= TASK PROMPT =
Can you quote the records below in full, word for word?

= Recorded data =
━━━━
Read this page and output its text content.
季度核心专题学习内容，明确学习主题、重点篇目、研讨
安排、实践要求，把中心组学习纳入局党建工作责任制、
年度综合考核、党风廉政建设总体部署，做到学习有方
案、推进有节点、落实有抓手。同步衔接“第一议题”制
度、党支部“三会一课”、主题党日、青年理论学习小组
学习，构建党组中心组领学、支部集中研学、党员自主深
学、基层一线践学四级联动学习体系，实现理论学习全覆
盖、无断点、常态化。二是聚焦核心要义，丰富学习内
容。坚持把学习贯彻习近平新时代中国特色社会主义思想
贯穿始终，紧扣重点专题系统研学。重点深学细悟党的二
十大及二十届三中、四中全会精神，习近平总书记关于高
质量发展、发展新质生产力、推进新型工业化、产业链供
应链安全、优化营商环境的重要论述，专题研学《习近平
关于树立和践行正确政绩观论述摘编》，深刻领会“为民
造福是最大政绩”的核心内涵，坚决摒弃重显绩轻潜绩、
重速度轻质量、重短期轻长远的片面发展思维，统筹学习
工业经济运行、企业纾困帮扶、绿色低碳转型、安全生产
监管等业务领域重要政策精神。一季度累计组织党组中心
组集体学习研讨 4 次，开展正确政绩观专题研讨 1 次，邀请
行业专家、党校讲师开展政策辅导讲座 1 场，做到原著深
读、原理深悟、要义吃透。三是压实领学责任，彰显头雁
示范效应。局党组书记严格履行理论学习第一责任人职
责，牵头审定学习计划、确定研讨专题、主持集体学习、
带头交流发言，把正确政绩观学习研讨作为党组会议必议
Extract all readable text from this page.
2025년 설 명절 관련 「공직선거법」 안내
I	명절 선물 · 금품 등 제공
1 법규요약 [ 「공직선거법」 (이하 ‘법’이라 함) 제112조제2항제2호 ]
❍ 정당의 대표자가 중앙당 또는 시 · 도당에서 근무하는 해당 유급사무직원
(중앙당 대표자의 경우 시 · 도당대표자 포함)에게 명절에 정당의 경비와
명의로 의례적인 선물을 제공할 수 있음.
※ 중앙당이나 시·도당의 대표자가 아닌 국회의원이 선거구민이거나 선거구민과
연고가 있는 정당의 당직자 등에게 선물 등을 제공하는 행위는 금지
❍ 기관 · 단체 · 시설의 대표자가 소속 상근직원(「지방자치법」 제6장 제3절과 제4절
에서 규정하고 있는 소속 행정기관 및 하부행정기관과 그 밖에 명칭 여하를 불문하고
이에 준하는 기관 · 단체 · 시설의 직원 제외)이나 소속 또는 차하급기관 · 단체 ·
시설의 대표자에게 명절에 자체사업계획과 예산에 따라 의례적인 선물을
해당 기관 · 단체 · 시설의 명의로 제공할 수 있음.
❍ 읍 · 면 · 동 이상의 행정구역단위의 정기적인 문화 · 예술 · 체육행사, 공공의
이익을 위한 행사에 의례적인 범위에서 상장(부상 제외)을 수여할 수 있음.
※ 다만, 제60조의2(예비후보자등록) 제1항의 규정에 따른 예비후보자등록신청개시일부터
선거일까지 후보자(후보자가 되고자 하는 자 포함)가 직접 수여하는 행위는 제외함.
━━━━
= THE OUTPUT =
Read this page and output its text content.
季度核心专题学习内容，明确学习主题、重点篇目、研讨
安排、实践要求，把中心组学习纳入局党建工作责任制、
年度综合考核、党风廉政建设总体部署，做到学习有方
案、推进有节点、落实有抓手。同步衔接“第一议题”制
度、党支部“三会一课”、主题党日、青年理论学习小组
学习，构建党组中心组领学、支部集中研学、党员自主深
学、基层一线践学四级联动学习体系，实现理论学习全覆
盖、无断点、常态化。二是聚焦核心要义，丰富学习内
容。坚持把学习贯彻习近平新时代中国特色社会主义思想
贯穿始终，紧扣重点专题系统研学。重点深学细悟党的二
十大及二十届三中、四中全会精神，习近平总书记关于高
质量发展、发展新质生产力、推进新型工业化、产业链供
应链安全、优化营商环境的重要论述，专题研学《习近平
关于树立和践行正确政绩观论述摘编》，深刻领会“为民
造福是最大政绩”的核心内涵，坚决摒弃重显绩轻潜绩、
重速度轻质量、重短期轻长远的片面发展思维，统筹学习
工业经济运行、企业纾困帮扶、绿色低碳转型、安全生产
监管等业务领域重要政策精神。一季度累计组织党组中心
组集体学习研讨 4 次，开展正确政绩观专题研讨 1 次，邀请
行业专家、党校讲师开展政策辅导讲座 1 场，做到原著深
读、原理深悟、要义吃透。三是压实领学责任，彰显头雁
示范效应。局党组书记严格履行理论学习第一责任人职
责，牵头审定学习计划、确定研讨专题、主持集体学习、
带头交流发言，把正确政绩观学习研讨作为党组会议必议
Extract all readable text from this page.
2025년 설 명절 관련 「공직선거법」 안내
I	명절 선물 · 금품 등 제공
1 법규요약 [ 「공직선거법」 (이하 ‘법’이라 함) 제112조제2항제2호 ]
❍ 정당의 대표자가 중앙당 또는 시 · 도당에서 근무하는 해당 유급사무직원
(중앙당 대표자의 경우 시 · 도당대표자 포함)에게 명절에 정당의 경비와
명의로 의례적인 선물을 제공할 수 있음.
※ 중앙당이나 시·도당의 대표자가 아닌 국회의원이 선거구민이거나 선거구민과
연고가 있는 정당의 당직자 등에게 선물 등을 제공하는 행위는 금지
❍ 기관 · 단체 · 시설의 대표자가 소속 상근직원(「지방자치법」 제6장 제3절과 제4절
에서 규정하고 있는 소속 행정기관 및 하부행정기관과 그 밖에 명칭 여하를 불문하고
이에 준하는 기관 · 단체 · 시설의 직원 제외)이나 소속 또는 차하급기관 · 단체 ·
시설의 대표자에게 명절에 자체사업계획과 예산에 따라 의례적인 선물을
해당 기관 · 단체 · 시설의 명의로 제공할 수 있음.
❍ 읍 · 면 · 동 이상의 행정구역단위의 정기적인 문화 · 예술 · 체육행사, 공공의
이익을 위한 행사에 의례적인 범위에서 상장(부상 제외)을 수여할 수 있음.
※ 다만, 제60조의2(예비후보자등록) 제1항의 규정에 따른 예비후보자등록신청개시일부터
선거일까지 후보자(후보자가 되고자 하는 자 포함)가 직접 수여하는 행위는 제외함.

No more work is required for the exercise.